**Instructions to follow**
Output the lines running from the one containing "I need the location" through the one containing "Annotate this image: element", both included, reproducing them word for word with nothing else.

--- begin Raw records ---

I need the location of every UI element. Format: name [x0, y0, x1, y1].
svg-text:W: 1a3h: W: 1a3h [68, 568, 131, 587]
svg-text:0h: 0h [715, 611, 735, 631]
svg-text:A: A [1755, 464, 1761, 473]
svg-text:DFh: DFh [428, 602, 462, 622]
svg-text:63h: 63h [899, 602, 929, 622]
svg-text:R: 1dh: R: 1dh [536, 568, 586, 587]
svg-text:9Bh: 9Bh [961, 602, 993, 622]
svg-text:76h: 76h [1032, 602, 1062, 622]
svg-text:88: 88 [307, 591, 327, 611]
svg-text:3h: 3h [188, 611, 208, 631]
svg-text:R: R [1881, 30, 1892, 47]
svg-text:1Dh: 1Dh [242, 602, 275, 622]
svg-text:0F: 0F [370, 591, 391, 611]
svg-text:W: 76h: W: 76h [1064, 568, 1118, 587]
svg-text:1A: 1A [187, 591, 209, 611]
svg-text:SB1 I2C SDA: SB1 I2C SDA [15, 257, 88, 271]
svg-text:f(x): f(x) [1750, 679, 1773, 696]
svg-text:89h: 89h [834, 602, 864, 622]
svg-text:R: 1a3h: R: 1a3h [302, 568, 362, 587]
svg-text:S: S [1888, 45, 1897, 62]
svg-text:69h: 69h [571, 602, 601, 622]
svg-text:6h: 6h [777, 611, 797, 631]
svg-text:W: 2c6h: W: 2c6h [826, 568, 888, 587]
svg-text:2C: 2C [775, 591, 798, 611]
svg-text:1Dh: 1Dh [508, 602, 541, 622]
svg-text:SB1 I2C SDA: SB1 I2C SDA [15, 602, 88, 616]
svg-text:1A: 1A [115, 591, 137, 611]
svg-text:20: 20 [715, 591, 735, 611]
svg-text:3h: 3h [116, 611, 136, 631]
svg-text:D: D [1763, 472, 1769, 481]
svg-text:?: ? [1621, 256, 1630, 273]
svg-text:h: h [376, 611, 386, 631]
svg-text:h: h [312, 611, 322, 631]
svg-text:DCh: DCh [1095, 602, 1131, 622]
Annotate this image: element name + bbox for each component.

--- end Raw records ---
--- begin Raw records ---

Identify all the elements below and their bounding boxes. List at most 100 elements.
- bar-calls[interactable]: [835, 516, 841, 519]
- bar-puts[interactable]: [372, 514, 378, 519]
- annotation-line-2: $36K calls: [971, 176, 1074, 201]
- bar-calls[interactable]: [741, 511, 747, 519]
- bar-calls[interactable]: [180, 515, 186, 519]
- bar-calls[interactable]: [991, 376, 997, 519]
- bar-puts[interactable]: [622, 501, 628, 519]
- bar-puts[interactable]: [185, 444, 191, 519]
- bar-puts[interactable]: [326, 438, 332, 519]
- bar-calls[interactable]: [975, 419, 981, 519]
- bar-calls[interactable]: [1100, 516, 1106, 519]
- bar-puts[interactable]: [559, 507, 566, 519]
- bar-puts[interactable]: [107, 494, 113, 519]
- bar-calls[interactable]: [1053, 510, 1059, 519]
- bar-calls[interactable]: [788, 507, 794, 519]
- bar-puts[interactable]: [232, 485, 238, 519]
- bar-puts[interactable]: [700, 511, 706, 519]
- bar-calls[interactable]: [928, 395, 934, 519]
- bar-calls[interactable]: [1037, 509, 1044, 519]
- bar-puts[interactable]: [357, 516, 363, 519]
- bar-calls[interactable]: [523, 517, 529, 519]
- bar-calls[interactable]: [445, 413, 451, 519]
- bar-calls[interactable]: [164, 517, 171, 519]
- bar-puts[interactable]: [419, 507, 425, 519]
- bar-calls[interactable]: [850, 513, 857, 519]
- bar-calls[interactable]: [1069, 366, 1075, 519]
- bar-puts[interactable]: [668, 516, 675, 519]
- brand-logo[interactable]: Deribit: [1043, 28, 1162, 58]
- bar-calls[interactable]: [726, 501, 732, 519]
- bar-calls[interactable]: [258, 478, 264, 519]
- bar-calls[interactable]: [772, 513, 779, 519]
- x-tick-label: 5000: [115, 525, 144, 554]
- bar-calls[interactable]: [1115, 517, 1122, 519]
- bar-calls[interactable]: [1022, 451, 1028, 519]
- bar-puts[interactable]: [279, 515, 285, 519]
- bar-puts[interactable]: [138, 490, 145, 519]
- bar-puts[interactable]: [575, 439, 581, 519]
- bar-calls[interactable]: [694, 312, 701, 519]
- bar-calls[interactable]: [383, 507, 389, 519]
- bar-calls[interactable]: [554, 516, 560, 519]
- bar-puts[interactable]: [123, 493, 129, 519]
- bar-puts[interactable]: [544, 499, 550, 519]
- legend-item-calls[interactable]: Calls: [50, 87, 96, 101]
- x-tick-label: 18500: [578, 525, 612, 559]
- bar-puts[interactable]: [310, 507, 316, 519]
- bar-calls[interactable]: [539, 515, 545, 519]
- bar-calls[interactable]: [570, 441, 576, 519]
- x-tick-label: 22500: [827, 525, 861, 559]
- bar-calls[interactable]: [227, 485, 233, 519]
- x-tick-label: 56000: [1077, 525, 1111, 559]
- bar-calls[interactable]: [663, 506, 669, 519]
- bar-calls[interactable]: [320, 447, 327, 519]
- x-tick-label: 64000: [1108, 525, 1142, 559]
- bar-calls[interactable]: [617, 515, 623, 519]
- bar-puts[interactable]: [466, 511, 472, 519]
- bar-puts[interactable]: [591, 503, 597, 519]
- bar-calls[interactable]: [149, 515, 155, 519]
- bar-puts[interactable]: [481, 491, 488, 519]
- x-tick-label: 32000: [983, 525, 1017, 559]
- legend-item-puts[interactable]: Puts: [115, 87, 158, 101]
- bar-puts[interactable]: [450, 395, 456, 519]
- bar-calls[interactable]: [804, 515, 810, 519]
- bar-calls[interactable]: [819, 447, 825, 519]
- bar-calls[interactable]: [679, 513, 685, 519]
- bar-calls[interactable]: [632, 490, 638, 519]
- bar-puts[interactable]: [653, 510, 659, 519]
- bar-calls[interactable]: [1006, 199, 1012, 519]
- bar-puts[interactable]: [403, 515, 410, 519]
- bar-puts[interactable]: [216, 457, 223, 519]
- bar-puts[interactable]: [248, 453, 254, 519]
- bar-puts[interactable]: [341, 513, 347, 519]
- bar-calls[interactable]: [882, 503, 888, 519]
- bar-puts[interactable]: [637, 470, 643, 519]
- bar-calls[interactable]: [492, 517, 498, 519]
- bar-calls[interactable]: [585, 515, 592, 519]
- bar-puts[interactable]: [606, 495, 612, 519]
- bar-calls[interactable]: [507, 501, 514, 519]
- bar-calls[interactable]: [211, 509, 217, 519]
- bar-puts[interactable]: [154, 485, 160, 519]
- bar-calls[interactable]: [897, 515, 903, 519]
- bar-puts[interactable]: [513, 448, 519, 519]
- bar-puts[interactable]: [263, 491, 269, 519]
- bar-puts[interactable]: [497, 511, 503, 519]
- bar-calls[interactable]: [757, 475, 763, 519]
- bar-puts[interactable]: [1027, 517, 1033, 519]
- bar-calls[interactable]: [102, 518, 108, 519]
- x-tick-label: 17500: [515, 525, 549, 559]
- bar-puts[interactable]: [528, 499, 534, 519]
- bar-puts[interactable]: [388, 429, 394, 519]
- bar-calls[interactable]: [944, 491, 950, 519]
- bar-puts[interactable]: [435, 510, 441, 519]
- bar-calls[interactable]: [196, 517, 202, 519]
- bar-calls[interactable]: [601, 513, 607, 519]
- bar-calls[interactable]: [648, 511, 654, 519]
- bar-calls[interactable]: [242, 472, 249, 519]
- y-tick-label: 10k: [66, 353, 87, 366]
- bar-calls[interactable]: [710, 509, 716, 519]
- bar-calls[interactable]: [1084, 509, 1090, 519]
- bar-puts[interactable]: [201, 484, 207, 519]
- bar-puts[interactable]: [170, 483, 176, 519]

--- end Raw records ---
--- begin Raw records ---

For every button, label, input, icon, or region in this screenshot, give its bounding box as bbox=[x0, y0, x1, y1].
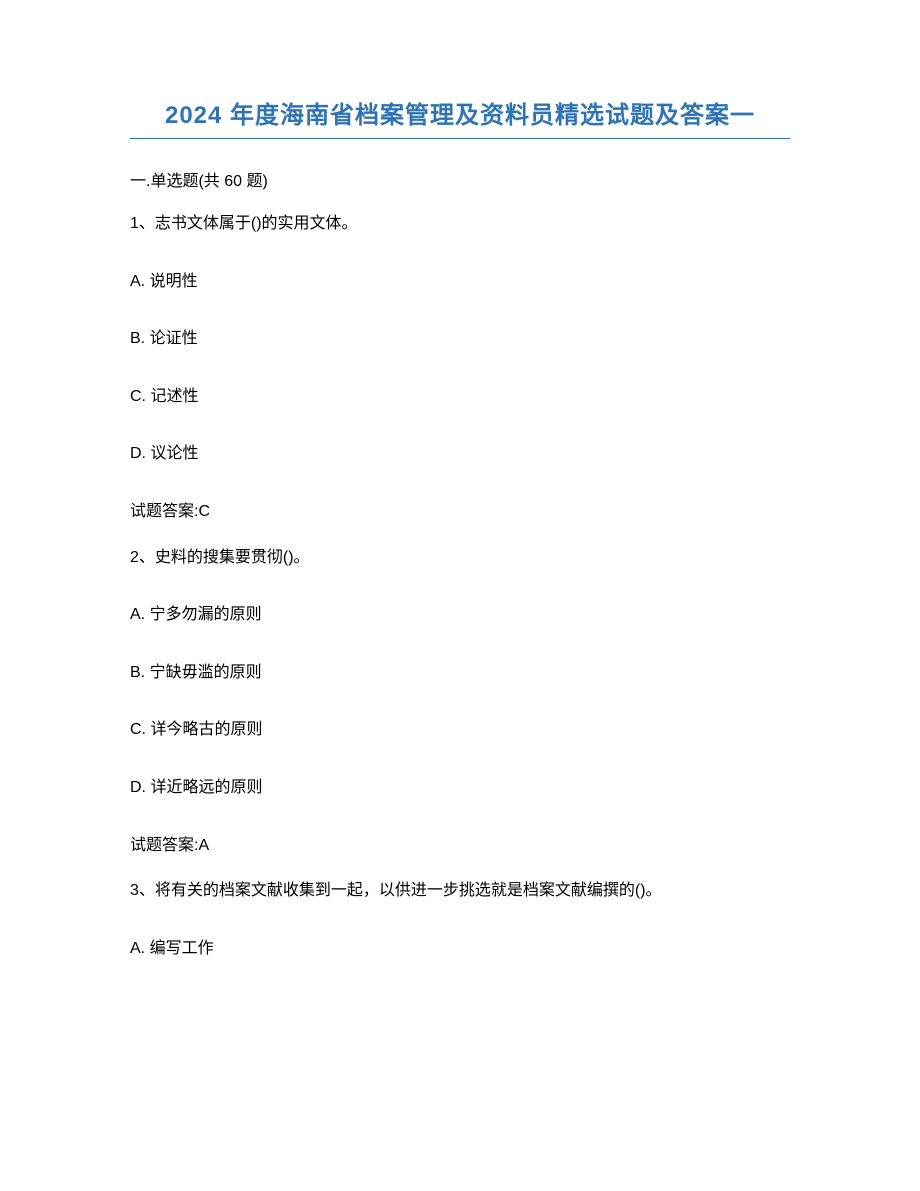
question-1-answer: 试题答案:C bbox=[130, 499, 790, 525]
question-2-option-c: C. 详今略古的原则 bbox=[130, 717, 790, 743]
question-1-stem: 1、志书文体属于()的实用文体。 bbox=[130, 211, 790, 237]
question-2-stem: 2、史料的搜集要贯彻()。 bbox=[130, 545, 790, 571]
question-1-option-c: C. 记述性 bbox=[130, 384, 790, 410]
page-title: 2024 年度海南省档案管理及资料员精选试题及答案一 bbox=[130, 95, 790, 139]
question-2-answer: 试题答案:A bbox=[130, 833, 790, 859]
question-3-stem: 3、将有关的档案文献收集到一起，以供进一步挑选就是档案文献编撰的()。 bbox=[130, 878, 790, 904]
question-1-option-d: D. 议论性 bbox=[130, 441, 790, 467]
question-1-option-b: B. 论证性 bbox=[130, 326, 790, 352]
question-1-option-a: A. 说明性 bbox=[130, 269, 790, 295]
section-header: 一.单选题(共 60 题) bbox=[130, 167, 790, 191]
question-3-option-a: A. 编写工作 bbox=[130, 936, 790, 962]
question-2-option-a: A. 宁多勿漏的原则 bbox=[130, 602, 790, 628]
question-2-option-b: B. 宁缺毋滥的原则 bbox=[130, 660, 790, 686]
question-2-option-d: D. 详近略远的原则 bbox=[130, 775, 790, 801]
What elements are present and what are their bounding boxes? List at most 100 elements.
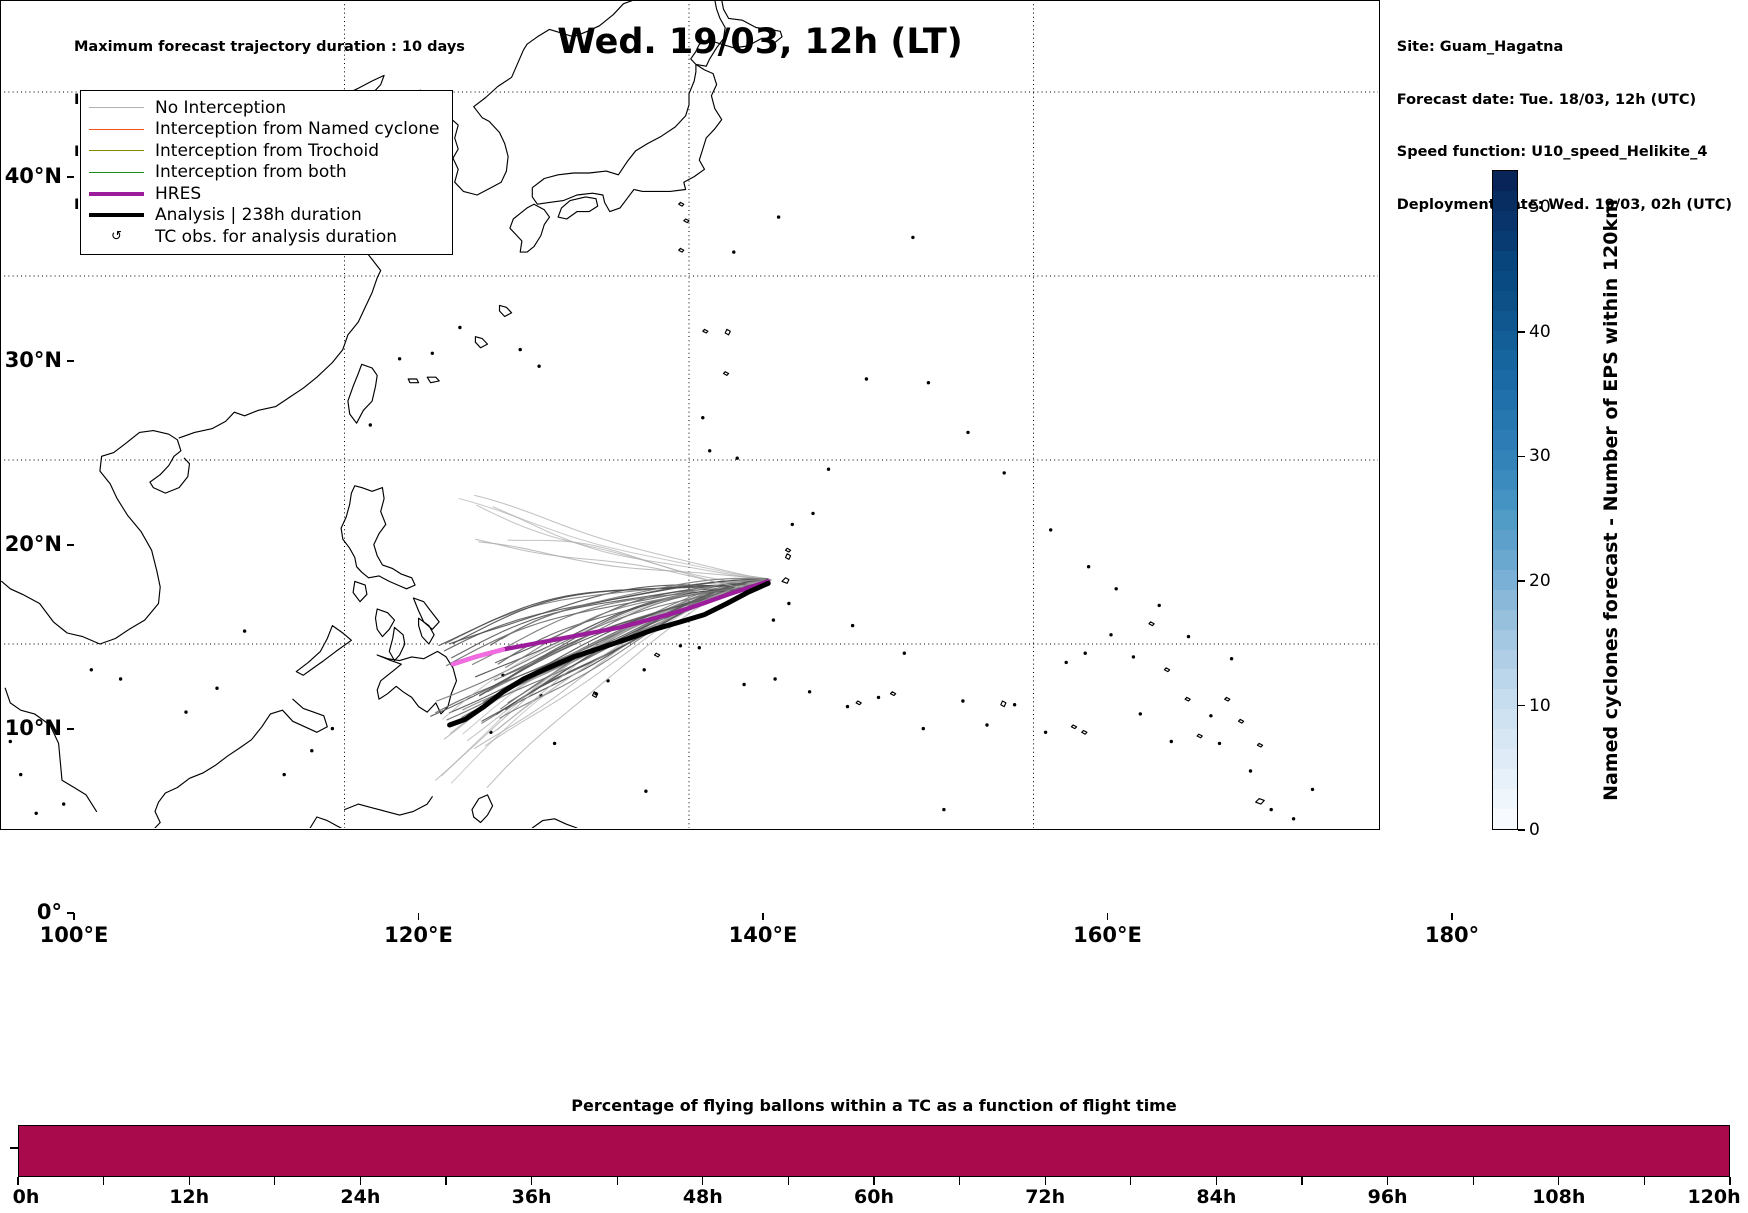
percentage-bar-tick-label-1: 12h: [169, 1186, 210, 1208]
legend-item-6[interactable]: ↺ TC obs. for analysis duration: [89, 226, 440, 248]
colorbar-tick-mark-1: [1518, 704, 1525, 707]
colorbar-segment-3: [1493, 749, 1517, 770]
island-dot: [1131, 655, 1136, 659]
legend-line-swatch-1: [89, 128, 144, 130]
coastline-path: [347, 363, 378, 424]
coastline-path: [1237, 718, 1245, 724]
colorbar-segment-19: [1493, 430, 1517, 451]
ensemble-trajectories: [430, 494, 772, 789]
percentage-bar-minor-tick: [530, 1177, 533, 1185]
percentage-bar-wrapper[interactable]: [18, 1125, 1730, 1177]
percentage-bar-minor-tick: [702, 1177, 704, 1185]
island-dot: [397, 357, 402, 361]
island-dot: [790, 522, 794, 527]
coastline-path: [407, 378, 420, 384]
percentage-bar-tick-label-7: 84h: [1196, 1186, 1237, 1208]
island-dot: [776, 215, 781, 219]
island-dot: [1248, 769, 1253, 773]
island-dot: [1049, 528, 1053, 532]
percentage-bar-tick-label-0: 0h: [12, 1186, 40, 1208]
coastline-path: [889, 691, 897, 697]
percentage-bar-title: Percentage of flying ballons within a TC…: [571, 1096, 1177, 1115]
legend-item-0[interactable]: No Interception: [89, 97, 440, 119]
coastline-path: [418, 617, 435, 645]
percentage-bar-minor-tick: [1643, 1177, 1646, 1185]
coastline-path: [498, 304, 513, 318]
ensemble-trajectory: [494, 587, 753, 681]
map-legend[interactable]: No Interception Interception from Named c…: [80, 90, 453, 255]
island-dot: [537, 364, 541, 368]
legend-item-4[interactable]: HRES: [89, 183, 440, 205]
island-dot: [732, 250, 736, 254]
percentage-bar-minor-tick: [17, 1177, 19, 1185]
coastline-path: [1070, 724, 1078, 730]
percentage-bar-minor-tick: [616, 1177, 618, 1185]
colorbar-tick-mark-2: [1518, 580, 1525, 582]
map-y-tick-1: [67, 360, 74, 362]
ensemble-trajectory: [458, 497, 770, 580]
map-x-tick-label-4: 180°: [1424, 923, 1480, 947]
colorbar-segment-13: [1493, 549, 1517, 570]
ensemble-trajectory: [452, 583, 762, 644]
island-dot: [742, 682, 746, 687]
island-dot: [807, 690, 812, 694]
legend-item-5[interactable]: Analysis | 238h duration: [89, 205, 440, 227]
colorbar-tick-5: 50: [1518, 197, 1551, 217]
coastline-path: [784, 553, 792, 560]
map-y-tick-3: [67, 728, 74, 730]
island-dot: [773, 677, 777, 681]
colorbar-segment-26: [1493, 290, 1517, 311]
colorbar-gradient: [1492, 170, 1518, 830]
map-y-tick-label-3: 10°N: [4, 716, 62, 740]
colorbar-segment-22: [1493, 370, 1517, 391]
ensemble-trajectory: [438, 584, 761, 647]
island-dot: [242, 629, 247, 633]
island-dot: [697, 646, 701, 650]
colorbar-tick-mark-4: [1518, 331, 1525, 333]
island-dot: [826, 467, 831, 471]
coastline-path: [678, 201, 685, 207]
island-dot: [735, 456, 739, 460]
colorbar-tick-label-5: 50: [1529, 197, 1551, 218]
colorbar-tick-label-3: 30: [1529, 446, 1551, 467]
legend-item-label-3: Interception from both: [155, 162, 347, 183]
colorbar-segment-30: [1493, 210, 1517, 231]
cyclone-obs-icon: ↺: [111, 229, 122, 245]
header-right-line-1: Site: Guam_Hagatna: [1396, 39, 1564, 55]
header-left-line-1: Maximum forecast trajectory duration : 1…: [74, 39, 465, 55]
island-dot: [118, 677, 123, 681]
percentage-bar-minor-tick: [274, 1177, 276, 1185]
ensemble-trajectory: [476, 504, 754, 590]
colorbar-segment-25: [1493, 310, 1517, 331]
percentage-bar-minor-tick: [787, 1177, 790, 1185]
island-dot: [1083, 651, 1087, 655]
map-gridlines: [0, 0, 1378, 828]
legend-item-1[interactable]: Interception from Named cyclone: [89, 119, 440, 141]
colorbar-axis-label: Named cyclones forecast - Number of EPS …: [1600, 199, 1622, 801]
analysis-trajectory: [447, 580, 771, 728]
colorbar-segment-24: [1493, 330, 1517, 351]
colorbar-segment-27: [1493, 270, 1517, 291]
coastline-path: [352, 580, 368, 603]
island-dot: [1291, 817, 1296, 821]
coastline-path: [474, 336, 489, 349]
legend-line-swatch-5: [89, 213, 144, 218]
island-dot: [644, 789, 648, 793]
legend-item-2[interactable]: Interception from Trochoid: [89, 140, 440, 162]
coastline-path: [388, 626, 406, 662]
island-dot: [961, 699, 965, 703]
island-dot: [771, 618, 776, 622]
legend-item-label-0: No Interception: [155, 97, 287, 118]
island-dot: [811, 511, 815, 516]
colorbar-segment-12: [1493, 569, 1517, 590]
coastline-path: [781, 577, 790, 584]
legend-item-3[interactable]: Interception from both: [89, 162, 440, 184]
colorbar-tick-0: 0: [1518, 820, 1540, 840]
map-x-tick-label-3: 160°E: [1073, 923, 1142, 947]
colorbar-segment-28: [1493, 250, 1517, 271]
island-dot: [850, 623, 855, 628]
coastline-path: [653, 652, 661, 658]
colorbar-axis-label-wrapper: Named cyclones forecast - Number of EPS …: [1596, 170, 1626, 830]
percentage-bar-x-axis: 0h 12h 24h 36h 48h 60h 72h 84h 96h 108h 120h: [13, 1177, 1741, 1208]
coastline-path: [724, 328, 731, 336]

--- end Raw records ---

**Response below**
I need the location of every UI element. Format: name [x0, y0, x1, y1].
svg-text:W: 1a3h: W: 1a3h [68, 568, 131, 587]
svg-text:0h: 0h [715, 611, 735, 631]
svg-text:A: A [1755, 464, 1761, 473]
svg-text:DFh: DFh [428, 602, 462, 622]
svg-text:63h: 63h [899, 602, 929, 622]
svg-text:R: 1dh: R: 1dh [536, 568, 586, 587]
svg-text:9Bh: 9Bh [961, 602, 993, 622]
svg-text:76h: 76h [1032, 602, 1062, 622]
svg-text:88: 88 [307, 591, 327, 611]
svg-text:3h: 3h [188, 611, 208, 631]
svg-text:R: R [1881, 30, 1892, 47]
svg-text:1Dh: 1Dh [242, 602, 275, 622]
svg-text:0F: 0F [370, 591, 391, 611]
svg-text:W: 76h: W: 76h [1064, 568, 1118, 587]
svg-text:1A: 1A [187, 591, 209, 611]
svg-text:SB1 I2C SDA: SB1 I2C SDA [15, 257, 88, 271]
svg-text:f(x): f(x) [1750, 679, 1773, 696]
svg-text:89h: 89h [834, 602, 864, 622]
svg-text:R: 1a3h: R: 1a3h [302, 568, 362, 587]
svg-text:S: S [1888, 45, 1897, 62]
svg-text:69h: 69h [571, 602, 601, 622]
svg-text:6h: 6h [777, 611, 797, 631]
svg-text:W: 2c6h: W: 2c6h [826, 568, 888, 587]
svg-text:2C: 2C [775, 591, 798, 611]
svg-text:1Dh: 1Dh [508, 602, 541, 622]
svg-text:SB1 I2C SDA: SB1 I2C SDA [15, 602, 88, 616]
svg-text:1A: 1A [115, 591, 137, 611]
svg-text:20: 20 [715, 591, 735, 611]
svg-text:3h: 3h [116, 611, 136, 631]
svg-text:D: D [1763, 472, 1769, 481]
svg-text:?: ? [1621, 256, 1630, 273]
svg-text:h: h [376, 611, 386, 631]
svg-text:h: h [312, 611, 322, 631]
svg-text:DCh: DCh [1095, 602, 1131, 622]
Annotate this image: element name + bbox for each component.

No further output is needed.